Extracted material:
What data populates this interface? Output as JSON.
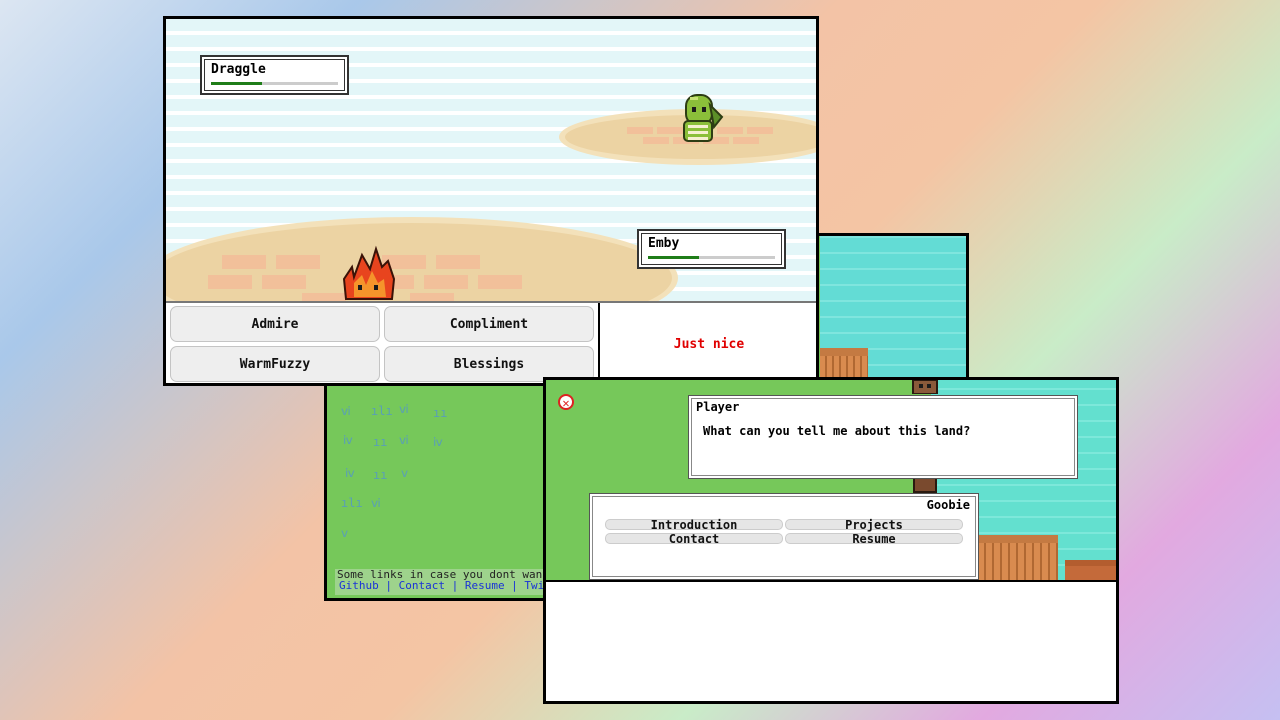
{
  "world": {
    "footer_note": "Some links in case you dont want",
    "footer_links": "Github | Contact | Resume | Twit"
  },
  "battle": {
    "enemy": {
      "name": "Draggle",
      "hp_fraction": 0.4
    },
    "player": {
      "name": "Emby",
      "hp_fraction": 0.4
    },
    "moves": [
      "Admire",
      "Compliment",
      "WarmFuzzy",
      "Blessings"
    ],
    "result_text": "Just nice",
    "result_color": "#e00000"
  },
  "dialog": {
    "speaker": "Player",
    "line": "What can you tell me about this land?",
    "npc_name": "Goobie",
    "options": [
      "Introduction",
      "Projects",
      "Contact",
      "Resume"
    ]
  },
  "colors": {
    "grass": "#76c85a",
    "sea": "#63dcd5",
    "hp_fill": "#1f7d18"
  },
  "icons": [
    "close-icon",
    "fire-sprite",
    "dragon-sprite",
    "npc-sprite"
  ]
}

Task goal: Leave the pictures out and reproduce each record exactly as written.

Finished task:
What data populates this interface? Output as JSON.
{
  "world": {
    "footer_note": "Some links in case you dont want",
    "footer_links": "Github | Contact | Resume | Twit"
  },
  "battle": {
    "enemy": {
      "name": "Draggle",
      "hp_fraction": 0.4
    },
    "player": {
      "name": "Emby",
      "hp_fraction": 0.4
    },
    "moves": [
      "Admire",
      "Compliment",
      "WarmFuzzy",
      "Blessings"
    ],
    "result_text": "Just nice",
    "result_color": "#e00000"
  },
  "dialog": {
    "speaker": "Player",
    "line": "What can you tell me about this land?",
    "npc_name": "Goobie",
    "options": [
      "Introduction",
      "Projects",
      "Contact",
      "Resume"
    ]
  },
  "colors": {
    "grass": "#76c85a",
    "sea": "#63dcd5",
    "hp_fill": "#1f7d18"
  },
  "icons": [
    "close-icon",
    "fire-sprite",
    "dragon-sprite",
    "npc-sprite"
  ]
}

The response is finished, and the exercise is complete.